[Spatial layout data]
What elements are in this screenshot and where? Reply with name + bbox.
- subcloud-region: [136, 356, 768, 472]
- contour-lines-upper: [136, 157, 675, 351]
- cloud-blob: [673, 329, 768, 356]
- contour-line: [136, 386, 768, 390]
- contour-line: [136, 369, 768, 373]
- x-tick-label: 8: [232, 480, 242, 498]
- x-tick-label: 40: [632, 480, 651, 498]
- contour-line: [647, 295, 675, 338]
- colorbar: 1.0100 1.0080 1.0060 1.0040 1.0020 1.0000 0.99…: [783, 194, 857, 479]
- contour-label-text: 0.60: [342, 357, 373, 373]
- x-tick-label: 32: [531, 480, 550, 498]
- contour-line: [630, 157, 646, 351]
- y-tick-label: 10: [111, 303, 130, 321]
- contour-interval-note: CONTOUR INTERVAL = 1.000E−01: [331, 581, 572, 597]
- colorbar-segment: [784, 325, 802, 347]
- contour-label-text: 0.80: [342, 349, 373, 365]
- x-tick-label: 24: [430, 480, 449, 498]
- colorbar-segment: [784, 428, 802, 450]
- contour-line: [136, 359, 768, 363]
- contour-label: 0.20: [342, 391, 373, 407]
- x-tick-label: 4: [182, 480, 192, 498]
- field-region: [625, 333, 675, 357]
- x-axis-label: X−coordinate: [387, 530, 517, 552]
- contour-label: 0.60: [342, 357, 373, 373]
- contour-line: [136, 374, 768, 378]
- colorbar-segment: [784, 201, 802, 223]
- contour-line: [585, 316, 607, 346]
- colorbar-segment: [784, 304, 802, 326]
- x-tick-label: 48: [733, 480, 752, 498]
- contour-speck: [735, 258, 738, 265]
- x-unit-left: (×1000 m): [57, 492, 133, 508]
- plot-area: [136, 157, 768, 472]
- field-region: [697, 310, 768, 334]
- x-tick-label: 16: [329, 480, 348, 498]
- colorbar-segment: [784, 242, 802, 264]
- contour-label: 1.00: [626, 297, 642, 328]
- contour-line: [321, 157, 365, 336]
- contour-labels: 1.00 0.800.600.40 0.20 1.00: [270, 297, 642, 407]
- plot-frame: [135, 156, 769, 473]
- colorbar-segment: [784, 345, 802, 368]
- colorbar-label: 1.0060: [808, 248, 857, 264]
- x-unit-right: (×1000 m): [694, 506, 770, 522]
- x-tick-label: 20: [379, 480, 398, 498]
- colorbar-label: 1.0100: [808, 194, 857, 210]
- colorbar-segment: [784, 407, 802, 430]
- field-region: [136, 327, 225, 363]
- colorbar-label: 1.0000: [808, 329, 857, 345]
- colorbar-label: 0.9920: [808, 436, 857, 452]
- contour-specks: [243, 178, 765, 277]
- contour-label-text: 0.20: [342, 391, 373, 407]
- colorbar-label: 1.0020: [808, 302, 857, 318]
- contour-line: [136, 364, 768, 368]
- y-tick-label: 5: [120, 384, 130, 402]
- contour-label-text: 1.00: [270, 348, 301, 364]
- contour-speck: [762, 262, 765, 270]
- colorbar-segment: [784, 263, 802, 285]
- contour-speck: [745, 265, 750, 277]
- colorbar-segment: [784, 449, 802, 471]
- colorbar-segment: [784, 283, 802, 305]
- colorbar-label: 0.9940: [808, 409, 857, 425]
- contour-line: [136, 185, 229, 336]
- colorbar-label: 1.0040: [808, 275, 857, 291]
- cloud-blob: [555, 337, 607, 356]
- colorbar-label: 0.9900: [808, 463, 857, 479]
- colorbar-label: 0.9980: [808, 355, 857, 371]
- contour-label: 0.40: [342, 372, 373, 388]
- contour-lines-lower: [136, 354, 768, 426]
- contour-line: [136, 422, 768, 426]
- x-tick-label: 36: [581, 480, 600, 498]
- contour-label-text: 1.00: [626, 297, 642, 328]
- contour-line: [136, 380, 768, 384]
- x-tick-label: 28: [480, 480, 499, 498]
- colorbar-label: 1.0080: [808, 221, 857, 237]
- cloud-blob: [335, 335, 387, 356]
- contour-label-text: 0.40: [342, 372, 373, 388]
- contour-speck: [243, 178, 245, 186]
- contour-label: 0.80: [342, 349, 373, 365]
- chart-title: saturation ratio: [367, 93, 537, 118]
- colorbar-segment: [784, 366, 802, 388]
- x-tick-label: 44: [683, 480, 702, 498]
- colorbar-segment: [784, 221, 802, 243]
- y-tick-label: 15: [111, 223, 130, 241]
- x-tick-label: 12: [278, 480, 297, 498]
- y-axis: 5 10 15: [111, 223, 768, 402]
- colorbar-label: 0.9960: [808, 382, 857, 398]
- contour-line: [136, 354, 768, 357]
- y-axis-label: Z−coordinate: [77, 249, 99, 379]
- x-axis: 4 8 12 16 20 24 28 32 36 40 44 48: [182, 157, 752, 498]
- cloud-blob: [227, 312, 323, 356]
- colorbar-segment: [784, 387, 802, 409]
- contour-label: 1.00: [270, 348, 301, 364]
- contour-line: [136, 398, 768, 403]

→ Requirement
Count how many lines of the data contain the string "text", with case counting. Give only the number.

→ Solution
6